→ **Stored data**
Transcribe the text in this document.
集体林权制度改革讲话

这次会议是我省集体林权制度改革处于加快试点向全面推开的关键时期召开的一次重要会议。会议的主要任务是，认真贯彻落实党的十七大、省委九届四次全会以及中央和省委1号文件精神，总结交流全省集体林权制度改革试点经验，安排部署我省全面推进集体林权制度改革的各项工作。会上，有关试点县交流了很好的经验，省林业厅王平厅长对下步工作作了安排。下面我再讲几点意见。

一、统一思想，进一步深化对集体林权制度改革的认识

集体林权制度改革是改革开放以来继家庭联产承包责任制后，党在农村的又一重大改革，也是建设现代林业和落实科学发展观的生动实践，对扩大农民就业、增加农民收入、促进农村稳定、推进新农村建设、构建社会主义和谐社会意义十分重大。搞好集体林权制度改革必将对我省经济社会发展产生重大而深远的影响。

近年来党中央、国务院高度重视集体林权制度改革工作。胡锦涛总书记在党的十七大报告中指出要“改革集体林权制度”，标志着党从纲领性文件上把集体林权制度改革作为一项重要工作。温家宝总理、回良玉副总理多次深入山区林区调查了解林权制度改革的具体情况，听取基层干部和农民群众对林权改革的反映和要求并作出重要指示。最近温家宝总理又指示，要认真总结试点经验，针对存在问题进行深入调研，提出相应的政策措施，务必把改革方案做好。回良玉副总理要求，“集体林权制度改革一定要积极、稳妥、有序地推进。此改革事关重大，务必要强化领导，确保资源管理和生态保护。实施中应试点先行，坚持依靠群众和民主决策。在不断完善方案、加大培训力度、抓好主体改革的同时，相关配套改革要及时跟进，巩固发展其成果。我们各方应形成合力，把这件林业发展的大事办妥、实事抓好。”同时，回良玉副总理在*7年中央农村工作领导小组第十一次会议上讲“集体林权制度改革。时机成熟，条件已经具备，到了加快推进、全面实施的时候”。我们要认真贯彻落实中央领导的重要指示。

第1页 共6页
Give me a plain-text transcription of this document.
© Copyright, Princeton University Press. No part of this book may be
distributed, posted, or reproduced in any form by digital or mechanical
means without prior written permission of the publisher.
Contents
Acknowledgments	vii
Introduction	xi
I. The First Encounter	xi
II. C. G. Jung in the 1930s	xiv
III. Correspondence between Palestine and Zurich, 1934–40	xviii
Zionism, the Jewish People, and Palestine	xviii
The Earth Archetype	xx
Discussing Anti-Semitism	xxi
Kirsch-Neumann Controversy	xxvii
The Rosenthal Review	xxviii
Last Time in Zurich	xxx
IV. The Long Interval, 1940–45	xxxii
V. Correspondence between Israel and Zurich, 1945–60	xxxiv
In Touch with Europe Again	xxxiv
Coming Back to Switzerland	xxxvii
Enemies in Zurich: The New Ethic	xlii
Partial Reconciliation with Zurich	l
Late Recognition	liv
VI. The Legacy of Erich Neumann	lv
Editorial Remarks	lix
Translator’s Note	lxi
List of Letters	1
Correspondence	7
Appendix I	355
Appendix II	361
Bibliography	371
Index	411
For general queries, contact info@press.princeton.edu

→ **Work to do**
Copy every line of the entries above in which "document" occurs.

→ **Reply to the task**
Transcribe the text in this document.
Give me a plain-text transcription of this document.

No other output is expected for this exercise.